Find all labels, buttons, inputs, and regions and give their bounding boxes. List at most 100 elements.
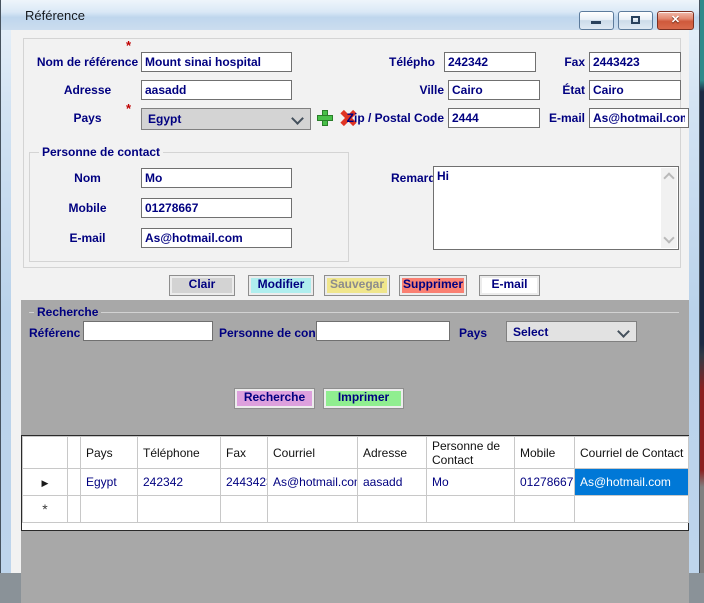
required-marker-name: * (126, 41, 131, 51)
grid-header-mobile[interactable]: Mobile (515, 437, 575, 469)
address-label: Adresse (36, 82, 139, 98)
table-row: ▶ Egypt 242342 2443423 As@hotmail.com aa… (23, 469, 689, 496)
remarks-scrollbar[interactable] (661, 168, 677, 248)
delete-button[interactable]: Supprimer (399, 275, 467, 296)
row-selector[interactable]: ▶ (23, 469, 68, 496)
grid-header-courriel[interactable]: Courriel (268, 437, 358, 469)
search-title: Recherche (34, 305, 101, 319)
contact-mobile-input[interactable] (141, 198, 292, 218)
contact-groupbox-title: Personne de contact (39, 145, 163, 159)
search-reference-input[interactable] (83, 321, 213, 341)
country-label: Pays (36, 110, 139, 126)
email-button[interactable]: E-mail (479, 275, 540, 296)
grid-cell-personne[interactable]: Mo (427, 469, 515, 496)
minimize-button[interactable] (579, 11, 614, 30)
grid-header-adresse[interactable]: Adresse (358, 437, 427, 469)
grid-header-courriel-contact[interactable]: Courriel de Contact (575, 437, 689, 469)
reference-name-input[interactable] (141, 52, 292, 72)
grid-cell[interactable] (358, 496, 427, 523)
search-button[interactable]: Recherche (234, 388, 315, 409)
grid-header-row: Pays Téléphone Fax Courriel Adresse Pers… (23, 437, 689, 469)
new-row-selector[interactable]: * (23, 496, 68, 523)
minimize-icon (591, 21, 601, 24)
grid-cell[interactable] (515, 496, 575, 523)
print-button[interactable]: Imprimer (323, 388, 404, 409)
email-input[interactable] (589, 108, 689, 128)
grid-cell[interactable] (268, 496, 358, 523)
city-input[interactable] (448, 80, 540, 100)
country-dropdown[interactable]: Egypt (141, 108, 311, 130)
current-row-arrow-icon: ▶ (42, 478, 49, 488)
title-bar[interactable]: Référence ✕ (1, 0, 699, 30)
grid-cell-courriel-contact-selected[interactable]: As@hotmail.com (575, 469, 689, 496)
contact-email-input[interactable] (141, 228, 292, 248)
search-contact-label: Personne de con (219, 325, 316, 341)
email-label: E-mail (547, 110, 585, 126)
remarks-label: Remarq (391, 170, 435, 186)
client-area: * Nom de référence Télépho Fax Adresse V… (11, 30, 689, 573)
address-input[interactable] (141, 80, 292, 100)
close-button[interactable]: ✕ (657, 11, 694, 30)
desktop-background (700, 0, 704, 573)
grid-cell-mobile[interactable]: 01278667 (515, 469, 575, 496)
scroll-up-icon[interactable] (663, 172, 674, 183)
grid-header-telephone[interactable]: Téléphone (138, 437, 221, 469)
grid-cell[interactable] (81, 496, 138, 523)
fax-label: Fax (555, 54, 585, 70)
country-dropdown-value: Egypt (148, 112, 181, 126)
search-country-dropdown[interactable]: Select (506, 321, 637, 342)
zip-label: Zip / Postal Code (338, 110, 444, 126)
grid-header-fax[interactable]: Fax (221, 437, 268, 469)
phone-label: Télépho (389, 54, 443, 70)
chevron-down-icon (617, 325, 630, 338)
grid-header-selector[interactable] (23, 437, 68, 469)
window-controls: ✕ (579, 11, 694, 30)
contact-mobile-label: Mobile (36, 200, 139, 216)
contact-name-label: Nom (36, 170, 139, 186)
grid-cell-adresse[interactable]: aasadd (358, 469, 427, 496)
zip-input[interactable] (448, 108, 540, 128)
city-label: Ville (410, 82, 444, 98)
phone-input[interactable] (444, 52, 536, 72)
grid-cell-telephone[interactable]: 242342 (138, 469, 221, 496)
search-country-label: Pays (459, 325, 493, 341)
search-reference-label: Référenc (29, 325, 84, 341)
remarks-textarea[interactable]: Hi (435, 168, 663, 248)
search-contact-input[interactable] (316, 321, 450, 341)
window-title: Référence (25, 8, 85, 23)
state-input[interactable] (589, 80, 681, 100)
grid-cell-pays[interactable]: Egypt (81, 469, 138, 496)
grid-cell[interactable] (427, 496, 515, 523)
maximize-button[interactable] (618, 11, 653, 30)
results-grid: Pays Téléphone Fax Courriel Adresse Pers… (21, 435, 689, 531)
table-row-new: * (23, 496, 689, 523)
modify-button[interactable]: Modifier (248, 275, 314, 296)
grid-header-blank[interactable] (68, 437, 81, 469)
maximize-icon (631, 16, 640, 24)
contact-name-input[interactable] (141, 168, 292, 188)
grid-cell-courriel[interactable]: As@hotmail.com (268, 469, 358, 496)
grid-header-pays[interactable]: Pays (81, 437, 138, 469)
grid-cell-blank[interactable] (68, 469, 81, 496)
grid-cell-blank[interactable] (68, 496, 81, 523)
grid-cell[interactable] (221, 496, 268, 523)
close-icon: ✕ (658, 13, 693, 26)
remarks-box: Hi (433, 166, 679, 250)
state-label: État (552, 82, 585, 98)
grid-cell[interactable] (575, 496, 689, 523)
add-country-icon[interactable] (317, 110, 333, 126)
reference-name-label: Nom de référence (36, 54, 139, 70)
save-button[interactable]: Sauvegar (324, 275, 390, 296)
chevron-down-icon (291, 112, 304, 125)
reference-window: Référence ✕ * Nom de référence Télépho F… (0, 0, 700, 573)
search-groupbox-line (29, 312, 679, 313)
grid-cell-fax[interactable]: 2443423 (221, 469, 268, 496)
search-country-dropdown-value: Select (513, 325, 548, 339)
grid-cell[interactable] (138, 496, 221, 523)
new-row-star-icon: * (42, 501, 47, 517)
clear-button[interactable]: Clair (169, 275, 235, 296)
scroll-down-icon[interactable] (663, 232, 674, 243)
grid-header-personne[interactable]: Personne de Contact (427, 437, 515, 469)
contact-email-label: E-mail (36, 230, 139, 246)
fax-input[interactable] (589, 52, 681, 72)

◆ ◆ ◆ ◆ ◆ ◆ ◆

→ **WHAT THE TASK REQUIRES**: Please copy each of the rows above word for word, leaving out the pictures.

→ **SOLUTION TO THIS TASK**:
Find all labels, buttons, inputs, and regions and give their bounding boxes. List at most 100 elements.
required-marker-name: * (126, 41, 131, 51)
grid-header-mobile[interactable]: Mobile (515, 437, 575, 469)
address-label: Adresse (36, 82, 139, 98)
table-row: ▶ Egypt 242342 2443423 As@hotmail.com aa… (23, 469, 689, 496)
remarks-scrollbar[interactable] (661, 168, 677, 248)
delete-button[interactable]: Supprimer (399, 275, 467, 296)
row-selector[interactable]: ▶ (23, 469, 68, 496)
grid-header-courriel[interactable]: Courriel (268, 437, 358, 469)
search-title: Recherche (34, 305, 101, 319)
contact-mobile-input[interactable] (141, 198, 292, 218)
contact-groupbox-title: Personne de contact (39, 145, 163, 159)
search-reference-input[interactable] (83, 321, 213, 341)
country-label: Pays (36, 110, 139, 126)
email-button[interactable]: E-mail (479, 275, 540, 296)
grid-cell-personne[interactable]: Mo (427, 469, 515, 496)
minimize-button[interactable] (579, 11, 614, 30)
grid-header-adresse[interactable]: Adresse (358, 437, 427, 469)
grid-header-courriel-contact[interactable]: Courriel de Contact (575, 437, 689, 469)
reference-name-input[interactable] (141, 52, 292, 72)
grid-cell[interactable] (358, 496, 427, 523)
search-button[interactable]: Recherche (234, 388, 315, 409)
grid-header-row: Pays Téléphone Fax Courriel Adresse Pers… (23, 437, 689, 469)
new-row-selector[interactable]: * (23, 496, 68, 523)
minimize-icon (591, 21, 601, 24)
grid-cell[interactable] (515, 496, 575, 523)
print-button[interactable]: Imprimer (323, 388, 404, 409)
email-input[interactable] (589, 108, 689, 128)
grid-cell[interactable] (268, 496, 358, 523)
city-input[interactable] (448, 80, 540, 100)
country-dropdown[interactable]: Egypt (141, 108, 311, 130)
current-row-arrow-icon: ▶ (42, 478, 49, 488)
title-bar[interactable]: Référence ✕ (1, 0, 699, 30)
grid-cell-courriel-contact-selected[interactable]: As@hotmail.com (575, 469, 689, 496)
contact-email-input[interactable] (141, 228, 292, 248)
search-contact-label: Personne de con (219, 325, 316, 341)
email-label: E-mail (547, 110, 585, 126)
remarks-label: Remarq (391, 170, 435, 186)
client-area: * Nom de référence Télépho Fax Adresse V… (11, 30, 689, 573)
address-input[interactable] (141, 80, 292, 100)
close-button[interactable]: ✕ (657, 11, 694, 30)
desktop-background (700, 0, 704, 573)
grid-cell-mobile[interactable]: 01278667 (515, 469, 575, 496)
scroll-up-icon[interactable] (663, 172, 674, 183)
grid-header-telephone[interactable]: Téléphone (138, 437, 221, 469)
grid-cell[interactable] (81, 496, 138, 523)
fax-label: Fax (555, 54, 585, 70)
country-dropdown-value: Egypt (148, 112, 181, 126)
search-country-dropdown[interactable]: Select (506, 321, 637, 342)
zip-label: Zip / Postal Code (338, 110, 444, 126)
grid-header-fax[interactable]: Fax (221, 437, 268, 469)
phone-label: Télépho (389, 54, 443, 70)
chevron-down-icon (617, 325, 630, 338)
grid-header-selector[interactable] (23, 437, 68, 469)
window-controls: ✕ (579, 11, 694, 30)
contact-mobile-label: Mobile (36, 200, 139, 216)
contact-name-label: Nom (36, 170, 139, 186)
grid-cell-adresse[interactable]: aasadd (358, 469, 427, 496)
zip-input[interactable] (448, 108, 540, 128)
city-label: Ville (410, 82, 444, 98)
phone-input[interactable] (444, 52, 536, 72)
grid-cell-telephone[interactable]: 242342 (138, 469, 221, 496)
search-country-label: Pays (459, 325, 493, 341)
search-reference-label: Référenc (29, 325, 84, 341)
remarks-textarea[interactable]: Hi (435, 168, 663, 248)
search-contact-input[interactable] (316, 321, 450, 341)
window-title: Référence (25, 8, 85, 23)
state-input[interactable] (589, 80, 681, 100)
grid-cell-pays[interactable]: Egypt (81, 469, 138, 496)
grid-cell[interactable] (427, 496, 515, 523)
maximize-button[interactable] (618, 11, 653, 30)
results-grid: Pays Téléphone Fax Courriel Adresse Pers… (21, 435, 689, 531)
table-row-new: * (23, 496, 689, 523)
modify-button[interactable]: Modifier (248, 275, 314, 296)
grid-header-blank[interactable] (68, 437, 81, 469)
maximize-icon (631, 16, 640, 24)
contact-name-input[interactable] (141, 168, 292, 188)
grid-cell-courriel[interactable]: As@hotmail.com (268, 469, 358, 496)
grid-header-pays[interactable]: Pays (81, 437, 138, 469)
grid-cell-blank[interactable] (68, 469, 81, 496)
grid-cell-blank[interactable] (68, 496, 81, 523)
grid-cell[interactable] (221, 496, 268, 523)
close-icon: ✕ (658, 13, 693, 26)
remarks-box: Hi (433, 166, 679, 250)
state-label: État (552, 82, 585, 98)
grid-cell[interactable] (575, 496, 689, 523)
add-country-icon[interactable] (317, 110, 333, 126)
reference-name-label: Nom de référence (36, 54, 139, 70)
save-button[interactable]: Sauvegar (324, 275, 390, 296)
chevron-down-icon (291, 112, 304, 125)
reference-window: Référence ✕ * Nom de référence Télépho F… (0, 0, 700, 573)
search-groupbox-line (29, 312, 679, 313)
grid-cell-fax[interactable]: 2443423 (221, 469, 268, 496)
search-country-dropdown-value: Select (513, 325, 548, 339)
grid-cell[interactable] (138, 496, 221, 523)
new-row-star-icon: * (42, 501, 47, 517)
clear-button[interactable]: Clair (169, 275, 235, 296)
scroll-down-icon[interactable] (663, 232, 674, 243)
grid-header-personne[interactable]: Personne de Contact (427, 437, 515, 469)
contact-email-label: E-mail (36, 230, 139, 246)
fax-input[interactable] (589, 52, 681, 72)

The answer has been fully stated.